Document excerpt:
★ ★ ★ ★
These are the key concepts you need to understand to accurately answer the question.

Sample Proportion
When we want to estimate how many people in a district own houses, we often focus on a sample proportion. The sample proportion is denoted as \( \hat{p} \) and represents the fraction of the sampled individuals who exhibit the characteristic we're interested in, such as owning a house.
To calculate the sample proportion, you divide the number of individuals with the characteristic by the total number of individuals in the sample.
  • If 120 out of 400 people in your sample own a house, your sample proportion \( \hat{p} \) would be \( \frac{120}{400} = 0.3 \).
This reflected fraction helps in understanding and predicting the behavior of the whole population, especially when dealing with large groups.
Our primary goal is to make inferences about the entire population based on observing the sample proportion.
Standard Deviation
The standard deviation of a sampling distribution is a measure of how spread out the values are around the mean. In simpler terms, it tells us how much the sample proportions can vary.In the context of sample proportions, the standard deviation formula is \( \sigma_{\hat{p}} = \sqrt{\frac{p(1-p)}{n}} \). This equation is key for understanding the distribution's variability:
  • \( p \) is the population proportion, e.g., the fraction of the entire district population that owns houses.
  • \( n \) is the sample size, i.e., the number of individuals surveyed.
To put it simply, a smaller standard deviation means your sample proportions closely cluster around the true value of the population proportion. This makes predictions more reliable. A larger standard deviation indicates more variability in your sample proportions.
Population Proportion
Population proportion, denoted by \( p \), represents a true fraction of the entire population that possesses a certain characteristic, like owning a house. In our example, if 30% of the district owns houses, then the population proportion, \( p \), is 0.3.
  • The population proportion is often unknown, so researchers rely on sample surveys to estimate it.
★ ★ ★ ★
Information shown:
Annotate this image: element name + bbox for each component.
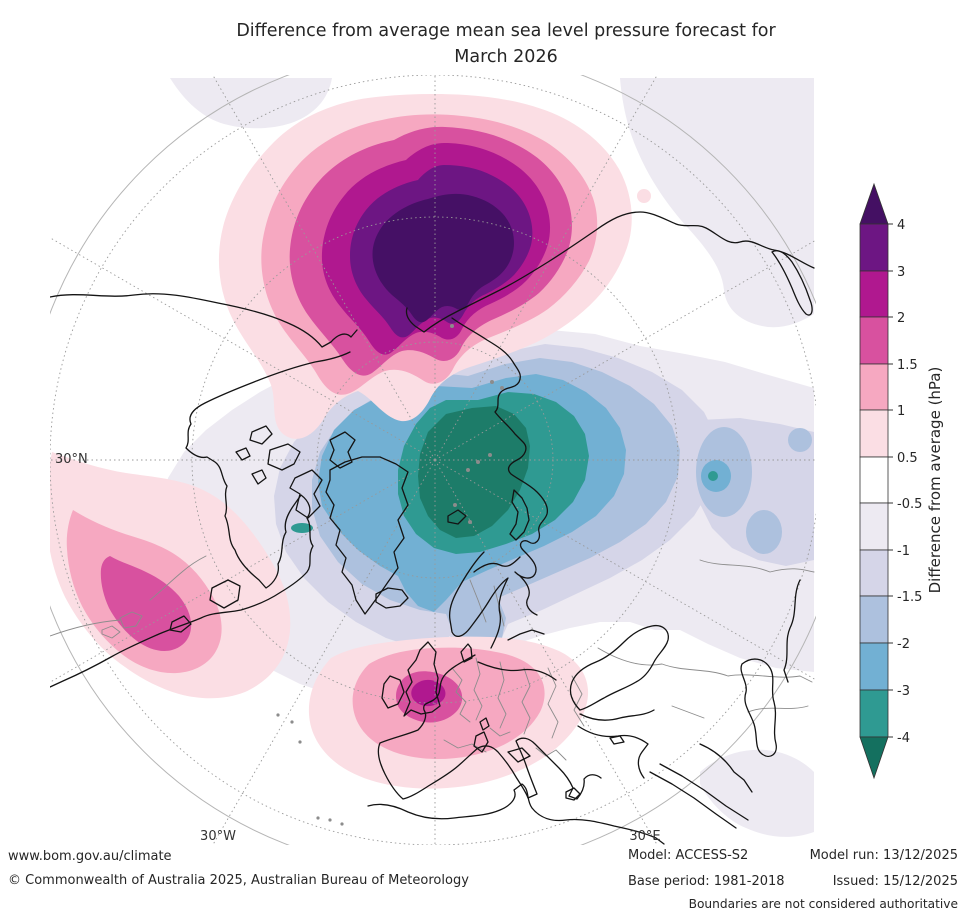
★ ★ ★ ★
Short task A: Transcribe part of the statistics excerpt, starting at the words "Our primary goal" and ending after the words "that owns houses.".
Short task B: In the statistics excerpt, what does a smaller standard deviation mean for sample proportions?
Short task C: List all the section headings in the statistics excerpt.

Exercise answer A:
Our primary goal is to make inferences about the entire population based on observing the sample proportion.
Standard Deviation
The standard deviation of a sampling distribution is a measure of how spread out the values are around the mean. In simpler terms, it tells us how much the sample proportions can vary.In the context of sample proportions, the standard deviation formula is \( \sigma_{\hat{p}} = \sqrt{\frac{p(1-p)}{n}} \). This equation is key for understanding the distribution's variability:
  • \( p \) is the population proportion, e.g., the fraction of the entire district population that owns houses.

Exercise answer B: The sample proportions closely cluster around the true value of the population proportion.

Exercise answer C:
Sample Proportion
Standard Deviation
Population Proportion